__YOUR TASK__
Copy out lines with the word "color" from the material that follows.

────────────────

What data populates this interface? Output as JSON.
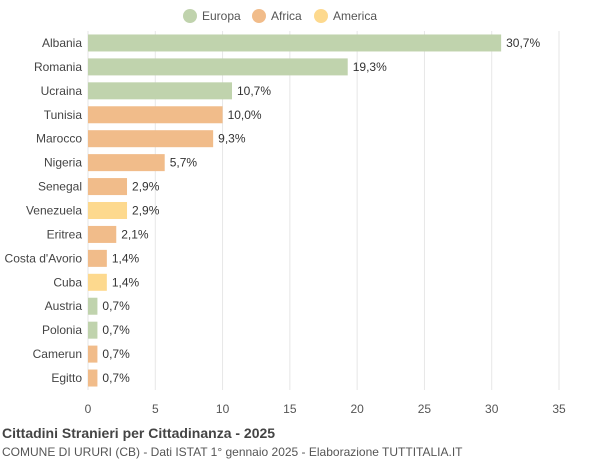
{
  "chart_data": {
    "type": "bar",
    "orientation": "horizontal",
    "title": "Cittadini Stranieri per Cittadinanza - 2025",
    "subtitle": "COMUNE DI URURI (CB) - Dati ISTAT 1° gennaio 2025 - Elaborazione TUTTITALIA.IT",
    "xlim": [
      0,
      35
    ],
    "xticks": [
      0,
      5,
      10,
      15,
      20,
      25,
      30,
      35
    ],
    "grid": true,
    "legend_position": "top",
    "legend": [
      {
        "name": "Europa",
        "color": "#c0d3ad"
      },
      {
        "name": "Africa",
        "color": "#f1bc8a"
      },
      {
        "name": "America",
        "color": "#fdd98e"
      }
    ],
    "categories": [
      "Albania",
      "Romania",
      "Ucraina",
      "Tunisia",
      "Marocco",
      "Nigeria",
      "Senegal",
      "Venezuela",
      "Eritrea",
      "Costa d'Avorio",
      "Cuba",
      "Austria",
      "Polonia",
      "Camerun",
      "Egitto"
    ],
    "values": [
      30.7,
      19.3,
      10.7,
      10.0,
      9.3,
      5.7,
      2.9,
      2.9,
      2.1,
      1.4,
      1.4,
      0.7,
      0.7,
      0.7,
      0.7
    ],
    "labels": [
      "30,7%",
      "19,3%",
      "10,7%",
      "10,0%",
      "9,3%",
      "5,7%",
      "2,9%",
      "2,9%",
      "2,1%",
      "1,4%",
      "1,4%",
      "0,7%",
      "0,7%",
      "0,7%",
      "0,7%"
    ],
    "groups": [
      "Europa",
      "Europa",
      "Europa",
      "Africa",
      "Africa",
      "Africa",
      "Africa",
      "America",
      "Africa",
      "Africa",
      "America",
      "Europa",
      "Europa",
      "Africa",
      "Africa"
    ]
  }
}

────────────────

__TASK OUTPUT__
        "color": "#c0d3ad"
        "color": "#f1bc8a"
        "color": "#fdd98e"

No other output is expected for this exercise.